* **To be done**
Locate each line containing the string "Settings" and copy it out.

--- start Data lines ---

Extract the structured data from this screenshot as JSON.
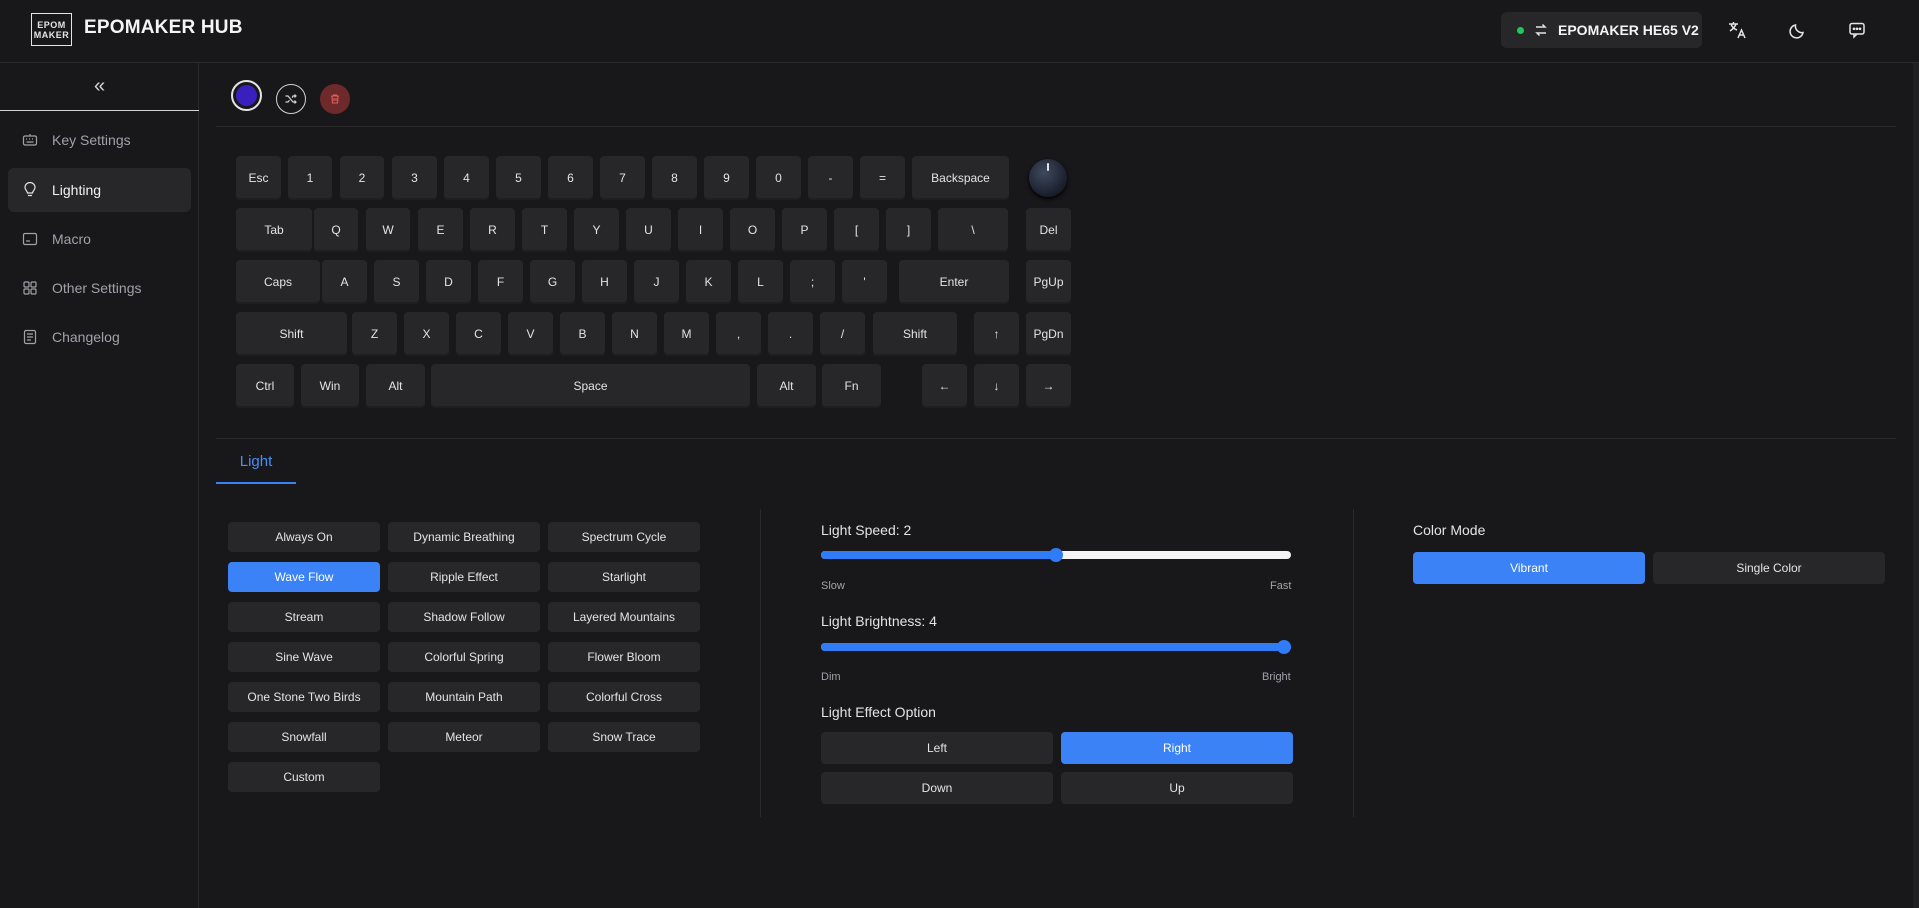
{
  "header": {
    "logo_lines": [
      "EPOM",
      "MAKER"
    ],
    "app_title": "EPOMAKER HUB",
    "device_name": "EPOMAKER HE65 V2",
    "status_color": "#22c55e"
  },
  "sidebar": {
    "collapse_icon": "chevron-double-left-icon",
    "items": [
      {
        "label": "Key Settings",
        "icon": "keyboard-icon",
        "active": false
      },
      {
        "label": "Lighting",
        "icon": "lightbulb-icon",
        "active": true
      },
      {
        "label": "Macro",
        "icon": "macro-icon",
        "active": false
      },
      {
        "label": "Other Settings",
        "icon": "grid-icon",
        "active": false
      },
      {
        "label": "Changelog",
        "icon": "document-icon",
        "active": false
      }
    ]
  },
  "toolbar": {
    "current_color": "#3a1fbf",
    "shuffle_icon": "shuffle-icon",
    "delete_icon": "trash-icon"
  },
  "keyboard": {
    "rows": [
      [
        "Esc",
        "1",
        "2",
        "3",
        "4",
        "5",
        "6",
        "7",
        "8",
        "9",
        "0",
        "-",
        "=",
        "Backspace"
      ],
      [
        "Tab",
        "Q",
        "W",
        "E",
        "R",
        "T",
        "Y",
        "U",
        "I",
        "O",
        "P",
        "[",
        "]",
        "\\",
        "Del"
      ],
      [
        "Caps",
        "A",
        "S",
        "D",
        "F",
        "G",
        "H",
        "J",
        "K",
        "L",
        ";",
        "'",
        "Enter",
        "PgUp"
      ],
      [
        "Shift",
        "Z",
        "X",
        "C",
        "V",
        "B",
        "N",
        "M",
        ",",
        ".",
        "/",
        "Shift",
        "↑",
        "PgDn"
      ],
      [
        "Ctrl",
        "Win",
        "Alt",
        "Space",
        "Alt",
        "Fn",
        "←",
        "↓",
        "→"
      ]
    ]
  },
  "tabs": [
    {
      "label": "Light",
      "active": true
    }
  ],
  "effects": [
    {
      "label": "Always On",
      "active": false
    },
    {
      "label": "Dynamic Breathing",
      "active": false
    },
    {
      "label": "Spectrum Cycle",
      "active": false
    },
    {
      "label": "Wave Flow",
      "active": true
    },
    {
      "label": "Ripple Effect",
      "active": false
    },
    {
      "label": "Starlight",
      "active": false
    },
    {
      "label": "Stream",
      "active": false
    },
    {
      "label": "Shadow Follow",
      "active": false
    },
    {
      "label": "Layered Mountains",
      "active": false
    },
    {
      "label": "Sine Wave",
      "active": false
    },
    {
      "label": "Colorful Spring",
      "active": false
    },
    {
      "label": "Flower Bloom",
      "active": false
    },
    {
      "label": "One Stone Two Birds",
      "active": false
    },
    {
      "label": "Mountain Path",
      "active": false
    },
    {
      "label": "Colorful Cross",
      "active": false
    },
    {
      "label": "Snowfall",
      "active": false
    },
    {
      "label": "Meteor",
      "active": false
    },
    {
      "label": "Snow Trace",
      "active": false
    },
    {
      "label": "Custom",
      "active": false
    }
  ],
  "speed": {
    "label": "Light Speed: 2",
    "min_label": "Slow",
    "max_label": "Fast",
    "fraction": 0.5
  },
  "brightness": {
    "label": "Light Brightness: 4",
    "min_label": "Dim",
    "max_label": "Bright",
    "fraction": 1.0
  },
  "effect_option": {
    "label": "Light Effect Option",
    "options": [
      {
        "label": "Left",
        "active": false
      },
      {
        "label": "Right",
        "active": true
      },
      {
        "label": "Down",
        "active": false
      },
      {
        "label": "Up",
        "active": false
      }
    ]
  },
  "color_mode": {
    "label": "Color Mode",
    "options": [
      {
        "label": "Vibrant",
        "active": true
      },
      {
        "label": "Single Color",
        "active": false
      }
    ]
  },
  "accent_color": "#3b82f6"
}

--- end Data lines ---
--- start Data lines ---

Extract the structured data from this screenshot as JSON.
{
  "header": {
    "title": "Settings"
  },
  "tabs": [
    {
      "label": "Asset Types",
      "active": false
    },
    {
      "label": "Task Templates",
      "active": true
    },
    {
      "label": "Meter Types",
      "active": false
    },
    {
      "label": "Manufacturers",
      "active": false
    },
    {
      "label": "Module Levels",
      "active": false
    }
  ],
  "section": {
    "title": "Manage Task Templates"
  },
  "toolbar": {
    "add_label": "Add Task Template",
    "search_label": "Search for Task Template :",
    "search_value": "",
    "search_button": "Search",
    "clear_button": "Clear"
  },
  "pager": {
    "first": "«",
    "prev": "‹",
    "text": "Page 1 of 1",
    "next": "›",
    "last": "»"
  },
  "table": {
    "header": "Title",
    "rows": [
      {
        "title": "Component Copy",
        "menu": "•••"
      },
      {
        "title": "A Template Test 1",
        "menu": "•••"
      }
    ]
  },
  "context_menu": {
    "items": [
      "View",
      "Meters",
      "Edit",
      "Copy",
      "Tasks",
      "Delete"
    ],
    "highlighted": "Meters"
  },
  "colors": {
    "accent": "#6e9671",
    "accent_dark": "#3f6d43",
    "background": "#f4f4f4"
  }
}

--- end Data lines ---

* **Written response**
        "label": "Key Settings",
        "label": "Other Settings",
    "title": "Settings"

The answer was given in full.